Your instructions -
Set the following entries down again exactly, line by line.

Input for this task -

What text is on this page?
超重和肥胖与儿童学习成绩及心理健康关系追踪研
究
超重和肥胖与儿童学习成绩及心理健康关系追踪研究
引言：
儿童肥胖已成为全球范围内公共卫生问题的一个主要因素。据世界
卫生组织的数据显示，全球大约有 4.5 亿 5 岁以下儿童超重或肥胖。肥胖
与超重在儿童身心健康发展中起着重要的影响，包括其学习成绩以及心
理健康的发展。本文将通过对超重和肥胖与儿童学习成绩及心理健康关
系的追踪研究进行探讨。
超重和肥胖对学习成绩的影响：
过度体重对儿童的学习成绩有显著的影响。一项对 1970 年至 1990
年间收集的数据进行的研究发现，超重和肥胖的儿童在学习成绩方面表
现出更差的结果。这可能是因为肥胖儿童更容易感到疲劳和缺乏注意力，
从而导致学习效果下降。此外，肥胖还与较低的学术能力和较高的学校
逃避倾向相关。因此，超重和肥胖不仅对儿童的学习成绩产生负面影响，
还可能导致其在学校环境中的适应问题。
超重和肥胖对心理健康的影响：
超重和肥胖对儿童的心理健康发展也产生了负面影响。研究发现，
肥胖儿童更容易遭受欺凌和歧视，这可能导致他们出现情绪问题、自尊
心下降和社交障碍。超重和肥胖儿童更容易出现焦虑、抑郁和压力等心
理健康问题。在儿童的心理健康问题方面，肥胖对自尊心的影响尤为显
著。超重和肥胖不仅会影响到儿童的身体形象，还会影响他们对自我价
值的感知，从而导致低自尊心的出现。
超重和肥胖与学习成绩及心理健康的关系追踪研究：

Exercise response -
What text is on this page?
超重和肥胖与儿童学习成绩及心理健康关系追踪研
究
超重和肥胖与儿童学习成绩及心理健康关系追踪研究
引言：
儿童肥胖已成为全球范围内公共卫生问题的一个主要因素。据世界
卫生组织的数据显示，全球大约有 4.5 亿 5 岁以下儿童超重或肥胖。肥胖
与超重在儿童身心健康发展中起着重要的影响，包括其学习成绩以及心
理健康的发展。本文将通过对超重和肥胖与儿童学习成绩及心理健康关
系的追踪研究进行探讨。
超重和肥胖对学习成绩的影响：
过度体重对儿童的学习成绩有显著的影响。一项对 1970 年至 1990
年间收集的数据进行的研究发现，超重和肥胖的儿童在学习成绩方面表
现出更差的结果。这可能是因为肥胖儿童更容易感到疲劳和缺乏注意力，
从而导致学习效果下降。此外，肥胖还与较低的学术能力和较高的学校
逃避倾向相关。因此，超重和肥胖不仅对儿童的学习成绩产生负面影响，
还可能导致其在学校环境中的适应问题。
超重和肥胖对心理健康的影响：
超重和肥胖对儿童的心理健康发展也产生了负面影响。研究发现，
肥胖儿童更容易遭受欺凌和歧视，这可能导致他们出现情绪问题、自尊
心下降和社交障碍。超重和肥胖儿童更容易出现焦虑、抑郁和压力等心
理健康问题。在儿童的心理健康问题方面，肥胖对自尊心的影响尤为显
著。超重和肥胖不仅会影响到儿童的身体形象，还会影响他们对自我价
值的感知，从而导致低自尊心的出现。
超重和肥胖与学习成绩及心理健康的关系追踪研究：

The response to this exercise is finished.